### [TASK DIRECTIONS]
Return each entry exactly, with none missing.

Excerpts from a figure dataset
········

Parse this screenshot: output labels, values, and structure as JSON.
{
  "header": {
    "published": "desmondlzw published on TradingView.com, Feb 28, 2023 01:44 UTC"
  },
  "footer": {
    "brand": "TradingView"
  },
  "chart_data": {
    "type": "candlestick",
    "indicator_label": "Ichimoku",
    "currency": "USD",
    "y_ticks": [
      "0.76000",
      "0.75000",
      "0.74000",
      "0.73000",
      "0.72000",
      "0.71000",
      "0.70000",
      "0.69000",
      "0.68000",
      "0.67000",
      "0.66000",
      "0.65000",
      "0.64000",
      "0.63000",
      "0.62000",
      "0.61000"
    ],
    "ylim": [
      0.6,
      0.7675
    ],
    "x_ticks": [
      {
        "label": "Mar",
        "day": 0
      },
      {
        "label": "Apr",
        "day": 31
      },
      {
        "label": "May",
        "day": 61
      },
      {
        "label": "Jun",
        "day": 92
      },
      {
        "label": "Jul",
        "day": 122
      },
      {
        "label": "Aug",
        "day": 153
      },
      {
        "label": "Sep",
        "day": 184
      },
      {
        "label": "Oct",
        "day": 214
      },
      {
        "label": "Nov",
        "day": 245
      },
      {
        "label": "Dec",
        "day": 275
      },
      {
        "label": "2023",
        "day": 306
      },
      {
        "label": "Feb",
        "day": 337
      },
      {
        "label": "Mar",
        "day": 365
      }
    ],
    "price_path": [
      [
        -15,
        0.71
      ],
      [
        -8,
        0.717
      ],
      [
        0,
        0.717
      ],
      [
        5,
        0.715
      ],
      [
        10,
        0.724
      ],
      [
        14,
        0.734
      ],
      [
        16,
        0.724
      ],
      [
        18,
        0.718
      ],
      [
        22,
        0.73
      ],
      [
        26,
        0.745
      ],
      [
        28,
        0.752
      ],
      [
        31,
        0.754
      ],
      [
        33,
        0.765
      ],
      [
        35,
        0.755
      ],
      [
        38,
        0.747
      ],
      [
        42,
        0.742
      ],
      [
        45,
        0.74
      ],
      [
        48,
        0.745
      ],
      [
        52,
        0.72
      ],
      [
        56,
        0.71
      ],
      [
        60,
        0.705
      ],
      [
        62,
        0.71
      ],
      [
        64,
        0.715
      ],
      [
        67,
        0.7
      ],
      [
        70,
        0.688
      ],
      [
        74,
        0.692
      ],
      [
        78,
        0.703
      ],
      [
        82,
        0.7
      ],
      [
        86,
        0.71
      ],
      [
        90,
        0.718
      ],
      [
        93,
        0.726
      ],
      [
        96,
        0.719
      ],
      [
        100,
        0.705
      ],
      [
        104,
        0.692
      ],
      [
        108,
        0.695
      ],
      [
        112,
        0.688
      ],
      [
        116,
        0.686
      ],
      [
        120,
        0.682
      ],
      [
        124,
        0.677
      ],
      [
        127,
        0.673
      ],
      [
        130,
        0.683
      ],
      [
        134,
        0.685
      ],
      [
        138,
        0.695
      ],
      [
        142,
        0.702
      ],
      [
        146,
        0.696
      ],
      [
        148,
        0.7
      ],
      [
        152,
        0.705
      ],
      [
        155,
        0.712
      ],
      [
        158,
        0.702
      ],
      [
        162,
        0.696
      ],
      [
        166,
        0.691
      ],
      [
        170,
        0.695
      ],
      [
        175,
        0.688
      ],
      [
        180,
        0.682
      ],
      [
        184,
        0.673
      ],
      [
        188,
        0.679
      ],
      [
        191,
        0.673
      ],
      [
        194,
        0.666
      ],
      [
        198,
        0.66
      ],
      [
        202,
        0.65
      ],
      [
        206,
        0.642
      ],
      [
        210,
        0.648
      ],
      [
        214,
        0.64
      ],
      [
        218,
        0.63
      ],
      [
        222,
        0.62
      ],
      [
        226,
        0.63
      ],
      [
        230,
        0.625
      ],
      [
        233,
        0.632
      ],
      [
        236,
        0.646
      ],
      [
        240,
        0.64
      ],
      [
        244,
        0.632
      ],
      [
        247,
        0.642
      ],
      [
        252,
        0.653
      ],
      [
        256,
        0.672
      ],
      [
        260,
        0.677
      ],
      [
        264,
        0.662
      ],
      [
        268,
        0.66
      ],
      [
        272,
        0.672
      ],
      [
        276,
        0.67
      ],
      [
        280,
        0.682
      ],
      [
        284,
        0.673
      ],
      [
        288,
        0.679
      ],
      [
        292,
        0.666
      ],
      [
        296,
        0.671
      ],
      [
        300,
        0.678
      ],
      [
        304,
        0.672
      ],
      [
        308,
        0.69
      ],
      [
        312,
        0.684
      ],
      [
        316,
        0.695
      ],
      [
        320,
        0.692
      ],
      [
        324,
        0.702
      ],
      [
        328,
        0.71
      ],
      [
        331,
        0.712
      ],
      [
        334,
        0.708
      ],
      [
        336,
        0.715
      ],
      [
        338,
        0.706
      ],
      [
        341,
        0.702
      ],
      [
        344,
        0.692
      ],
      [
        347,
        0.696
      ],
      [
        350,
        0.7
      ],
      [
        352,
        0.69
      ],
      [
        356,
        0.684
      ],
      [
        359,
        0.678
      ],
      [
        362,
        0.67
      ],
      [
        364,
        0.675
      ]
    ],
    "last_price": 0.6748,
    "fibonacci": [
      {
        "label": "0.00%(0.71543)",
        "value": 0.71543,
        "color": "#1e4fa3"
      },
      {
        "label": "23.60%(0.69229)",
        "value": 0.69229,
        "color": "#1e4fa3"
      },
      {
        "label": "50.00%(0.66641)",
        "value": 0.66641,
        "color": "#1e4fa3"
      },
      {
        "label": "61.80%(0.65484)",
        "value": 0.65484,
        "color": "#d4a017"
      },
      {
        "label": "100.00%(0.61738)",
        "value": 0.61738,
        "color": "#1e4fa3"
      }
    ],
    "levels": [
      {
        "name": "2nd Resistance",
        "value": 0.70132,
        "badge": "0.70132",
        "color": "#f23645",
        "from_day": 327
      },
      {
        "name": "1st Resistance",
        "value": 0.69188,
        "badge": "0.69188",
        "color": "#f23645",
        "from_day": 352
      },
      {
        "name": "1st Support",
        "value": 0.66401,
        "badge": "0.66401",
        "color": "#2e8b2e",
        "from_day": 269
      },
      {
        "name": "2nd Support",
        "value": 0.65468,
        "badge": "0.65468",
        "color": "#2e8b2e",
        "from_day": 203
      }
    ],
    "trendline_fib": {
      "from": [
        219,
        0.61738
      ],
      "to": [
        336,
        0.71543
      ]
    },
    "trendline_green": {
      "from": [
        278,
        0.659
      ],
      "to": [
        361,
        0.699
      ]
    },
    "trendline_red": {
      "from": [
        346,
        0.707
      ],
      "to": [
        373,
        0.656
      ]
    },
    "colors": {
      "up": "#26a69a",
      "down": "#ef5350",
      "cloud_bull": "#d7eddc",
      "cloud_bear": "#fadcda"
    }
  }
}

········

### [REPLY TO THE TASK]
Parse this screenshot: output labels, values, and structure as JSON.
{
  "header": {
    "published": "desmondlzw published on TradingView.com, Feb 28, 2023 01:44 UTC"
  },
  "footer": {
    "brand": "TradingView"
  },
  "chart_data": {
    "type": "candlestick",
    "indicator_label": "Ichimoku",
    "currency": "USD",
    "y_ticks": [
      "0.76000",
      "0.75000",
      "0.74000",
      "0.73000",
      "0.72000",
      "0.71000",
      "0.70000",
      "0.69000",
      "0.68000",
      "0.67000",
      "0.66000",
      "0.65000",
      "0.64000",
      "0.63000",
      "0.62000",
      "0.61000"
    ],
    "ylim": [
      0.6,
      0.7675
    ],
    "x_ticks": [
      {
        "label": "Mar",
        "day": 0
      },
      {
        "label": "Apr",
        "day": 31
      },
      {
        "label": "May",
        "day": 61
      },
      {
        "label": "Jun",
        "day": 92
      },
      {
        "label": "Jul",
        "day": 122
      },
      {
        "label": "Aug",
        "day": 153
      },
      {
        "label": "Sep",
        "day": 184
      },
      {
        "label": "Oct",
        "day": 214
      },
      {
        "label": "Nov",
        "day": 245
      },
      {
        "label": "Dec",
        "day": 275
      },
      {
        "label": "2023",
        "day": 306
      },
      {
        "label": "Feb",
        "day": 337
      },
      {
        "label": "Mar",
        "day": 365
      }
    ],
    "price_path": [
      [
        -15,
        0.71
      ],
      [
        -8,
        0.717
      ],
      [
        0,
        0.717
      ],
      [
        5,
        0.715
      ],
      [
        10,
        0.724
      ],
      [
        14,
        0.734
      ],
      [
        16,
        0.724
      ],
      [
        18,
        0.718
      ],
      [
        22,
        0.73
      ],
      [
        26,
        0.745
      ],
      [
        28,
        0.752
      ],
      [
        31,
        0.754
      ],
      [
        33,
        0.765
      ],
      [
        35,
        0.755
      ],
      [
        38,
        0.747
      ],
      [
        42,
        0.742
      ],
      [
        45,
        0.74
      ],
      [
        48,
        0.745
      ],
      [
        52,
        0.72
      ],
      [
        56,
        0.71
      ],
      [
        60,
        0.705
      ],
      [
        62,
        0.71
      ],
      [
        64,
        0.715
      ],
      [
        67,
        0.7
      ],
      [
        70,
        0.688
      ],
      [
        74,
        0.692
      ],
      [
        78,
        0.703
      ],
      [
        82,
        0.7
      ],
      [
        86,
        0.71
      ],
      [
        90,
        0.718
      ],
      [
        93,
        0.726
      ],
      [
        96,
        0.719
      ],
      [
        100,
        0.705
      ],
      [
        104,
        0.692
      ],
      [
        108,
        0.695
      ],
      [
        112,
        0.688
      ],
      [
        116,
        0.686
      ],
      [
        120,
        0.682
      ],
      [
        124,
        0.677
      ],
      [
        127,
        0.673
      ],
      [
        130,
        0.683
      ],
      [
        134,
        0.685
      ],
      [
        138,
        0.695
      ],
      [
        142,
        0.702
      ],
      [
        146,
        0.696
      ],
      [
        148,
        0.7
      ],
      [
        152,
        0.705
      ],
      [
        155,
        0.712
      ],
      [
        158,
        0.702
      ],
      [
        162,
        0.696
      ],
      [
        166,
        0.691
      ],
      [
        170,
        0.695
      ],
      [
        175,
        0.688
      ],
      [
        180,
        0.682
      ],
      [
        184,
        0.673
      ],
      [
        188,
        0.679
      ],
      [
        191,
        0.673
      ],
      [
        194,
        0.666
      ],
      [
        198,
        0.66
      ],
      [
        202,
        0.65
      ],
      [
        206,
        0.642
      ],
      [
        210,
        0.648
      ],
      [
        214,
        0.64
      ],
      [
        218,
        0.63
      ],
      [
        222,
        0.62
      ],
      [
        226,
        0.63
      ],
      [
        230,
        0.625
      ],
      [
        233,
        0.632
      ],
      [
        236,
        0.646
      ],
      [
        240,
        0.64
      ],
      [
        244,
        0.632
      ],
      [
        247,
        0.642
      ],
      [
        252,
        0.653
      ],
      [
        256,
        0.672
      ],
      [
        260,
        0.677
      ],
      [
        264,
        0.662
      ],
      [
        268,
        0.66
      ],
      [
        272,
        0.672
      ],
      [
        276,
        0.67
      ],
      [
        280,
        0.682
      ],
      [
        284,
        0.673
      ],
      [
        288,
        0.679
      ],
      [
        292,
        0.666
      ],
      [
        296,
        0.671
      ],
      [
        300,
        0.678
      ],
      [
        304,
        0.672
      ],
      [
        308,
        0.69
      ],
      [
        312,
        0.684
      ],
      [
        316,
        0.695
      ],
      [
        320,
        0.692
      ],
      [
        324,
        0.702
      ],
      [
        328,
        0.71
      ],
      [
        331,
        0.712
      ],
      [
        334,
        0.708
      ],
      [
        336,
        0.715
      ],
      [
        338,
        0.706
      ],
      [
        341,
        0.702
      ],
      [
        344,
        0.692
      ],
      [
        347,
        0.696
      ],
      [
        350,
        0.7
      ],
      [
        352,
        0.69
      ],
      [
        356,
        0.684
      ],
      [
        359,
        0.678
      ],
      [
        362,
        0.67
      ],
      [
        364,
        0.675
      ]
    ],
    "last_price": 0.6748,
    "fibonacci": [
      {
        "label": "0.00%(0.71543)",
        "value": 0.71543,
        "color": "#1e4fa3"
      },
      {
        "label": "23.60%(0.69229)",
        "value": 0.69229,
        "color": "#1e4fa3"
      },
      {
        "label": "50.00%(0.66641)",
        "value": 0.66641,
        "color": "#1e4fa3"
      },
      {
        "label": "61.80%(0.65484)",
        "value": 0.65484,
        "color": "#d4a017"
      },
      {
        "label": "100.00%(0.61738)",
        "value": 0.61738,
        "color": "#1e4fa3"
      }
    ],
    "levels": [
      {
        "name": "2nd Resistance",
        "value": 0.70132,
        "badge": "0.70132",
        "color": "#f23645",
        "from_day": 327
      },
      {
        "name": "1st Resistance",
        "value": 0.69188,
        "badge": "0.69188",
        "color": "#f23645",
        "from_day": 352
      },
      {
        "name": "1st Support",
        "value": 0.66401,
        "badge": "0.66401",
        "color": "#2e8b2e",
        "from_day": 269
      },
      {
        "name": "2nd Support",
        "value": 0.65468,
        "badge": "0.65468",
        "color": "#2e8b2e",
        "from_day": 203
      }
    ],
    "trendline_fib": {
      "from": [
        219,
        0.61738
      ],
      "to": [
        336,
        0.71543
      ]
    },
    "trendline_green": {
      "from": [
        278,
        0.659
      ],
      "to": [
        361,
        0.699
      ]
    },
    "trendline_red": {
      "from": [
        346,
        0.707
      ],
      "to": [
        373,
        0.656
      ]
    },
    "colors": {
      "up": "#26a69a",
      "down": "#ef5350",
      "cloud_bull": "#d7eddc",
      "cloud_bear": "#fadcda"
    }
  }
}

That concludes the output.